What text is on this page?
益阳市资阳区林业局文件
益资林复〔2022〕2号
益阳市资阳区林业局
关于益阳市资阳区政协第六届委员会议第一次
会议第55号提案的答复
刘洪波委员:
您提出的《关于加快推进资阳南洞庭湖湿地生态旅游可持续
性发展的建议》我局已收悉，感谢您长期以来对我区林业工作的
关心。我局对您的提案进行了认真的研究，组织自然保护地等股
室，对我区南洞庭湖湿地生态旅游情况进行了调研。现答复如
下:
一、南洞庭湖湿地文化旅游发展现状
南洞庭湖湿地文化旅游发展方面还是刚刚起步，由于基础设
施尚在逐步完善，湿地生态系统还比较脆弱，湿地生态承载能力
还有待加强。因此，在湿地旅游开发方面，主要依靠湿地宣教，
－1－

■ ■ ■ ■ ■

§ WHAT TO PRODUCE: Copy all the records above precisely.

§ SOLUTION:
What text is on this page?
益阳市资阳区林业局文件
益资林复〔2022〕2号
益阳市资阳区林业局
关于益阳市资阳区政协第六届委员会议第一次
会议第55号提案的答复
刘洪波委员:
您提出的《关于加快推进资阳南洞庭湖湿地生态旅游可持续
性发展的建议》我局已收悉，感谢您长期以来对我区林业工作的
关心。我局对您的提案进行了认真的研究，组织自然保护地等股
室，对我区南洞庭湖湿地生态旅游情况进行了调研。现答复如
下:
一、南洞庭湖湿地文化旅游发展现状
南洞庭湖湿地文化旅游发展方面还是刚刚起步，由于基础设
施尚在逐步完善，湿地生态系统还比较脆弱，湿地生态承载能力
还有待加强。因此，在湿地旅游开发方面，主要依靠湿地宣教，
－1－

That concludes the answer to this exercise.